====== Input data ======

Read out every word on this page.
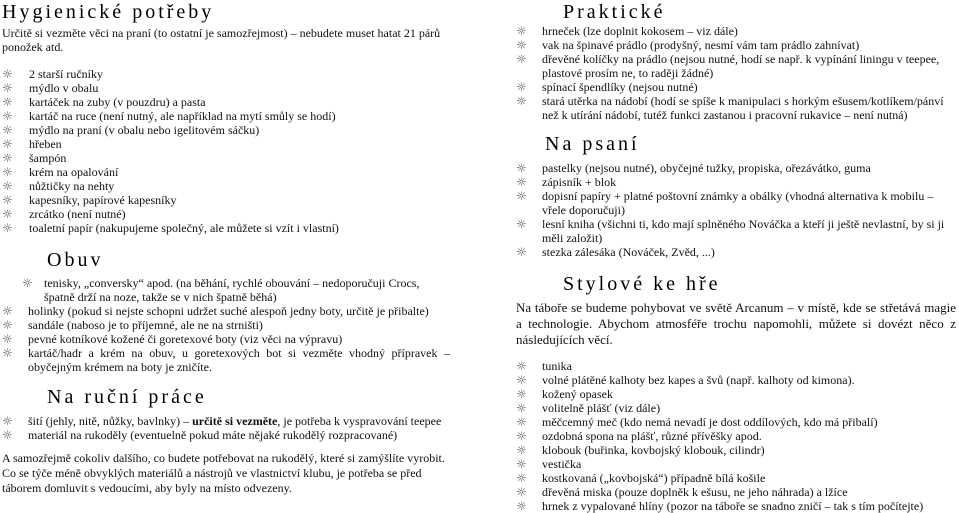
Hygienické potřeby

Určitě si vezměte věci na praní (to ostatní je samozřejmost) – nebudete muset hatat 21 párů ponožek atd.

☼	2 starší ručníky
☼	mýdlo v obalu
☼	kartáček na zuby (v pouzdru) a pasta
☼	kartáč na ruce (není nutný, ale například na mytí smůly se hodí)
☼	mýdlo na praní (v obalu nebo igelitovém sáčku)
☼	hřeben
☼	šampón
☼	krém na opalování
☼	nůžtičky na nehty
☼	kapesníky, papírové kapesníky
☼	zrcátko (není nutné)
☼	toaletní papír (nakupujeme společný, ale můžete si vzít i vlastní)
Obuv
☼ tenisky, „conversky“ apod. (na běhání, rychlé obouvání – nedoporučuji Crocs, špatně drží na noze, takže se v nich špatně běhá)
☼	holinky (pokud si nejste schopni udržet suché alespoň jedny boty, určitě je přibalte)
☼	sandále (naboso je to příjemné, ale ne na strništi)
☼	pevné kotníkové kožené či goretexové boty (viz věci na výpravu)
☼	kartáč/hadr a krém na obuv, u goretexových bot si vezměte vhodný přípravek – obyčejným krémem na boty je zničíte.
Na ruční práce
☼	šití (jehly, nitě, nůžky, bavlnky) – určitě si vezměte, je potřeba k vyspravování teepee
☼	materiál na rukoděly (eventuelně pokud máte nějaké rukodělý rozpracované)

A samozřejmě cokoliv dalšího, co budete potřebovat na rukodělý, které si zamýšlíte vyrobit. Co se týče méně obvyklých materiálů a nástrojů ve vlastnictví klubu, je potřeba se před táborem domluvit s vedoucími, aby byly na místo odvezeny.

Praktické
☼	hrneček (lze doplnit kokosem – viz dále)
☼	vak na špinavé prádlo (prodyšný, nesmí vám tam prádlo zahnívat)
☼	dřevěné kolíčky na prádlo (nejsou nutné, hodí se např. k vypínání liningu v teepee, plastové prosím ne, to raději žádné)
☼	spínací špendlíky (nejsou nutné)
☼	stará utěrka na nádobí (hodí se spíše k manipulaci s horkým ešusem/kotlíkem/pánví než k utírání nádobí, tutéž funkci zastanou i pracovní rukavice – není nutná)
Na psaní
☼	pastelky (nejsou nutné), obyčejné tužky, propiska, ořezávátko, guma
☼	zápisník + blok
☼	dopisní papíry + platné poštovní známky a obálky (vhodná alternativa k mobilu – vřele doporučuji)
☼	lesní kniha (všichni ti, kdo mají splněného Nováčka a kteří ji ještě nevlastní, by si ji měli založit)
☼	stezka zálesáka (Nováček, Zvěd, ...)
Stylové ke hře

Na táboře se budeme pohybovat ve světě Arcanum – v místě, kde se střetává magie a technologie. Abychom atmosféře trochu napomohli, můžete si dovézt něco z následujících věcí.

☼	tunika
☼	volné plátěné kalhoty bez kapes a švů (např. kalhoty od kimona).
☼	kožený opasek
☼	volitelně plášť (viz dále)
☼	měčcemný meč (kdo nemá nevadí je dost oddílových, kdo má přibalí)
☼	ozdobná spona na plášť, různé přívěšky apod.
☼	klobouk (buřinka, kovbojský klobouk, cilindr)
☼	vestička
☼	kostkovaná („kovbojská“) případně bílá košile
☼	dřevěná miska (pouze doplněk k ešusu, ne jeho náhrada) a lžíce
☼	hrnek z vypalované hlíny (pozor na táboře se snadno zničí – tak s tím počítejte)
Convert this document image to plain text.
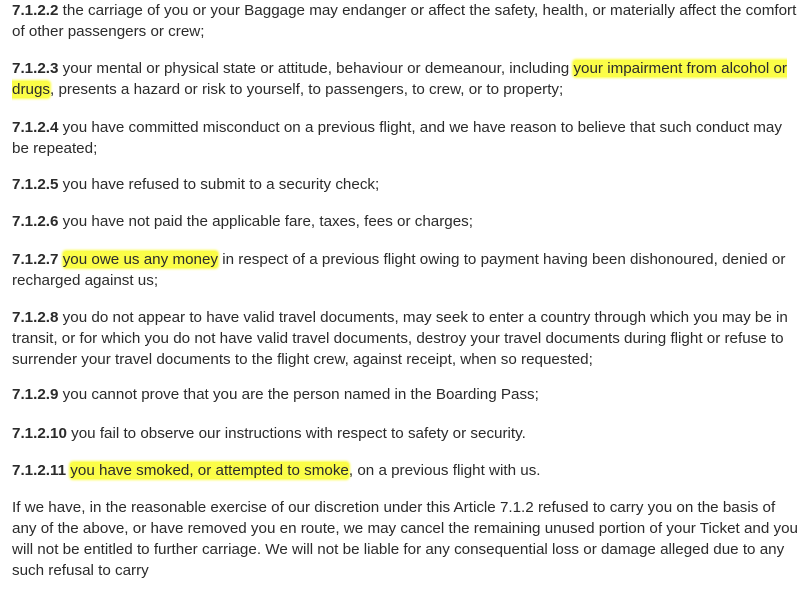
7.1.2.2 the carriage of you or your Baggage may endanger or affect the safety, health, or materially affect the comfort of other passengers or crew;

7.1.2.3 your mental or physical state or attitude, behaviour or demeanour, including your impairment from alcohol or drugs, presents a hazard or risk to yourself, to passengers, to crew, or to property;

7.1.2.4 you have committed misconduct on a previous flight, and we have reason to believe that such conduct may be repeated;

7.1.2.5 you have refused to submit to a security check;

7.1.2.6 you have not paid the applicable fare, taxes, fees or charges;

7.1.2.7 you owe us any money in respect of a previous flight owing to payment having been dishonoured, denied or recharged against us;

7.1.2.8 you do not appear to have valid travel documents, may seek to enter a country through which you may be in transit, or for which you do not have valid travel documents, destroy your travel documents during flight or refuse to surrender your travel documents to the flight crew, against receipt, when so requested;

7.1.2.9 you cannot prove that you are the person named in the Boarding Pass;

7.1.2.10 you fail to observe our instructions with respect to safety or security.

7.1.2.11 you have smoked, or attempted to smoke, on a previous flight with us.

If we have, in the reasonable exercise of our discretion under this Article 7.1.2 refused to carry you on the basis of any of the above, or have removed you en route, we may cancel the remaining unused portion of your Ticket and you will not be entitled to further carriage. We will not be liable for any consequential loss or damage alleged due to any such refusal to carry
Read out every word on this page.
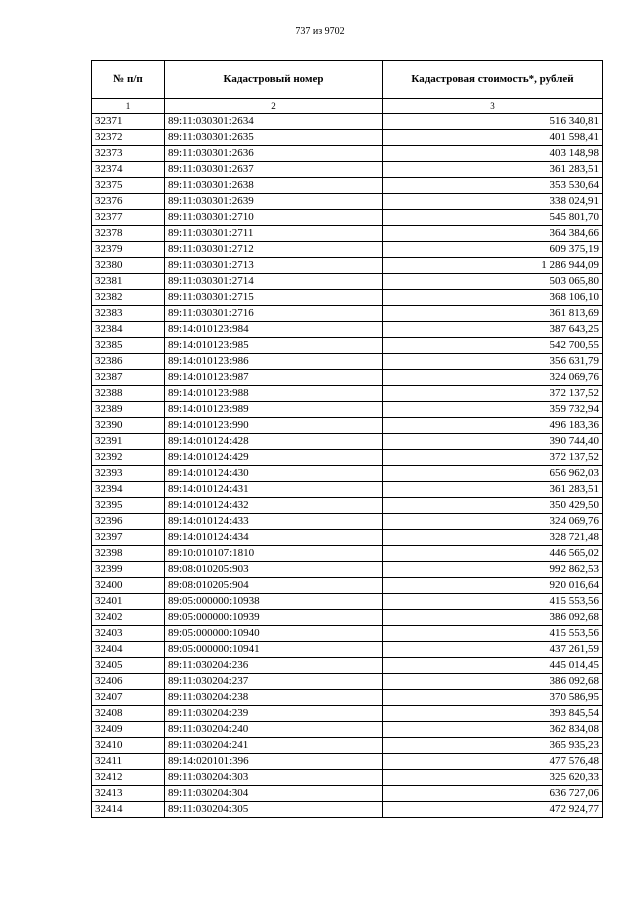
737 из 9702
№ п/п	Кадастровый номер	Кадастровая стоимость*, рублей
1	2	3
32371	89:11:030301:2634	516 340,81
32372	89:11:030301:2635	401 598,41
32373	89:11:030301:2636	403 148,98
32374	89:11:030301:2637	361 283,51
32375	89:11:030301:2638	353 530,64
32376	89:11:030301:2639	338 024,91
32377	89:11:030301:2710	545 801,70
32378	89:11:030301:2711	364 384,66
32379	89:11:030301:2712	609 375,19
32380	89:11:030301:2713	1 286 944,09
32381	89:11:030301:2714	503 065,80
32382	89:11:030301:2715	368 106,10
32383	89:11:030301:2716	361 813,69
32384	89:14:010123:984	387 643,25
32385	89:14:010123:985	542 700,55
32386	89:14:010123:986	356 631,79
32387	89:14:010123:987	324 069,76
32388	89:14:010123:988	372 137,52
32389	89:14:010123:989	359 732,94
32390	89:14:010123:990	496 183,36
32391	89:14:010124:428	390 744,40
32392	89:14:010124:429	372 137,52
32393	89:14:010124:430	656 962,03
32394	89:14:010124:431	361 283,51
32395	89:14:010124:432	350 429,50
32396	89:14:010124:433	324 069,76
32397	89:14:010124:434	328 721,48
32398	89:10:010107:1810	446 565,02
32399	89:08:010205:903	992 862,53
32400	89:08:010205:904	920 016,64
32401	89:05:000000:10938	415 553,56
32402	89:05:000000:10939	386 092,68
32403	89:05:000000:10940	415 553,56
32404	89:05:000000:10941	437 261,59
32405	89:11:030204:236	445 014,45
32406	89:11:030204:237	386 092,68
32407	89:11:030204:238	370 586,95
32408	89:11:030204:239	393 845,54
32409	89:11:030204:240	362 834,08
32410	89:11:030204:241	365 935,23
32411	89:14:020101:396	477 576,48
32412	89:11:030204:303	325 620,33
32413	89:11:030204:304	636 727,06
32414	89:11:030204:305	472 924,77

======

Reproduce all of the material above word for word. Omit the pictures.

> _Problem solution_:
Read out every word on this page.
Hygienické potřeby

Určitě si vezměte věci na praní (to ostatní je samozřejmost) – nebudete muset hatat 21 párů ponožek atd.

☼	2 starší ručníky
☼	mýdlo v obalu
☼	kartáček na zuby (v pouzdru) a pasta
☼	kartáč na ruce (není nutný, ale například na mytí smůly se hodí)
☼	mýdlo na praní (v obalu nebo igelitovém sáčku)
☼	hřeben
☼	šampón
☼	krém na opalování
☼	nůžtičky na nehty
☼	kapesníky, papírové kapesníky
☼	zrcátko (není nutné)
☼	toaletní papír (nakupujeme společný, ale můžete si vzít i vlastní)
Obuv
☼ tenisky, „conversky“ apod. (na běhání, rychlé obouvání – nedoporučuji Crocs, špatně drží na noze, takže se v nich špatně běhá)
☼	holinky (pokud si nejste schopni udržet suché alespoň jedny boty, určitě je přibalte)
☼	sandále (naboso je to příjemné, ale ne na strništi)
☼	pevné kotníkové kožené či goretexové boty (viz věci na výpravu)
☼	kartáč/hadr a krém na obuv, u goretexových bot si vezměte vhodný přípravek – obyčejným krémem na boty je zničíte.
Na ruční práce
☼	šití (jehly, nitě, nůžky, bavlnky) – určitě si vezměte, je potřeba k vyspravování teepee
☼	materiál na rukoděly (eventuelně pokud máte nějaké rukodělý rozpracované)

A samozřejmě cokoliv dalšího, co budete potřebovat na rukodělý, které si zamýšlíte vyrobit. Co se týče méně obvyklých materiálů a nástrojů ve vlastnictví klubu, je potřeba se před táborem domluvit s vedoucími, aby byly na místo odvezeny.

Praktické
☼	hrneček (lze doplnit kokosem – viz dále)
☼	vak na špinavé prádlo (prodyšný, nesmí vám tam prádlo zahnívat)
☼	dřevěné kolíčky na prádlo (nejsou nutné, hodí se např. k vypínání liningu v teepee, plastové prosím ne, to raději žádné)
☼	spínací špendlíky (nejsou nutné)
☼	stará utěrka na nádobí (hodí se spíše k manipulaci s horkým ešusem/kotlíkem/pánví než k utírání nádobí, tutéž funkci zastanou i pracovní rukavice – není nutná)
Na psaní
☼	pastelky (nejsou nutné), obyčejné tužky, propiska, ořezávátko, guma
☼	zápisník + blok
☼	dopisní papíry + platné poštovní známky a obálky (vhodná alternativa k mobilu – vřele doporučuji)
☼	lesní kniha (všichni ti, kdo mají splněného Nováčka a kteří ji ještě nevlastní, by si ji měli založit)
☼	stezka zálesáka (Nováček, Zvěd, ...)
Stylové ke hře

Na táboře se budeme pohybovat ve světě Arcanum – v místě, kde se střetává magie a technologie. Abychom atmosféře trochu napomohli, můžete si dovézt něco z následujících věcí.

☼	tunika
☼	volné plátěné kalhoty bez kapes a švů (např. kalhoty od kimona).
☼	kožený opasek
☼	volitelně plášť (viz dále)
☼	měčcemný meč (kdo nemá nevadí je dost oddílových, kdo má přibalí)
☼	ozdobná spona na plášť, různé přívěšky apod.
☼	klobouk (buřinka, kovbojský klobouk, cilindr)
☼	vestička
☼	kostkovaná („kovbojská“) případně bílá košile
☼	dřevěná miska (pouze doplněk k ešusu, ne jeho náhrada) a lžíce
☼	hrnek z vypalované hlíny (pozor na táboře se snadno zničí – tak s tím počítejte)
Convert this document image to plain text.
7.1.2.2 the carriage of you or your Baggage may endanger or affect the safety, health, or materially affect the comfort of other passengers or crew;

7.1.2.3 your mental or physical state or attitude, behaviour or demeanour, including your impairment from alcohol or drugs, presents a hazard or risk to yourself, to passengers, to crew, or to property;

7.1.2.4 you have committed misconduct on a previous flight, and we have reason to believe that such conduct may be repeated;

7.1.2.5 you have refused to submit to a security check;

7.1.2.6 you have not paid the applicable fare, taxes, fees or charges;

7.1.2.7 you owe us any money in respect of a previous flight owing to payment having been dishonoured, denied or recharged against us;

7.1.2.8 you do not appear to have valid travel documents, may seek to enter a country through which you may be in transit, or for which you do not have valid travel documents, destroy your travel documents during flight or refuse to surrender your travel documents to the flight crew, against receipt, when so requested;

7.1.2.9 you cannot prove that you are the person named in the Boarding Pass;

7.1.2.10 you fail to observe our instructions with respect to safety or security.

7.1.2.11 you have smoked, or attempted to smoke, on a previous flight with us.

If we have, in the reasonable exercise of our discretion under this Article 7.1.2 refused to carry you on the basis of any of the above, or have removed you en route, we may cancel the remaining unused portion of your Ticket and you will not be entitled to further carriage. We will not be liable for any consequential loss or damage alleged due to any such refusal to carry
Read out every word on this page.
737 из 9702
№ п/п	Кадастровый номер	Кадастровая стоимость*, рублей
1	2	3
32371	89:11:030301:2634	516 340,81
32372	89:11:030301:2635	401 598,41
32373	89:11:030301:2636	403 148,98
32374	89:11:030301:2637	361 283,51
32375	89:11:030301:2638	353 530,64
32376	89:11:030301:2639	338 024,91
32377	89:11:030301:2710	545 801,70
32378	89:11:030301:2711	364 384,66
32379	89:11:030301:2712	609 375,19
32380	89:11:030301:2713	1 286 944,09
32381	89:11:030301:2714	503 065,80
32382	89:11:030301:2715	368 106,10
32383	89:11:030301:2716	361 813,69
32384	89:14:010123:984	387 643,25
32385	89:14:010123:985	542 700,55
32386	89:14:010123:986	356 631,79
32387	89:14:010123:987	324 069,76
32388	89:14:010123:988	372 137,52
32389	89:14:010123:989	359 732,94
32390	89:14:010123:990	496 183,36
32391	89:14:010124:428	390 744,40
32392	89:14:010124:429	372 137,52
32393	89:14:010124:430	656 962,03
32394	89:14:010124:431	361 283,51
32395	89:14:010124:432	350 429,50
32396	89:14:010124:433	324 069,76
32397	89:14:010124:434	328 721,48
32398	89:10:010107:1810	446 565,02
32399	89:08:010205:903	992 862,53
32400	89:08:010205:904	920 016,64
32401	89:05:000000:10938	415 553,56
32402	89:05:000000:10939	386 092,68
32403	89:05:000000:10940	415 553,56
32404	89:05:000000:10941	437 261,59
32405	89:11:030204:236	445 014,45
32406	89:11:030204:237	386 092,68
32407	89:11:030204:238	370 586,95
32408	89:11:030204:239	393 845,54
32409	89:11:030204:240	362 834,08
32410	89:11:030204:241	365 935,23
32411	89:14:020101:396	477 576,48
32412	89:11:030204:303	325 620,33
32413	89:11:030204:304	636 727,06
32414	89:11:030204:305	472 924,77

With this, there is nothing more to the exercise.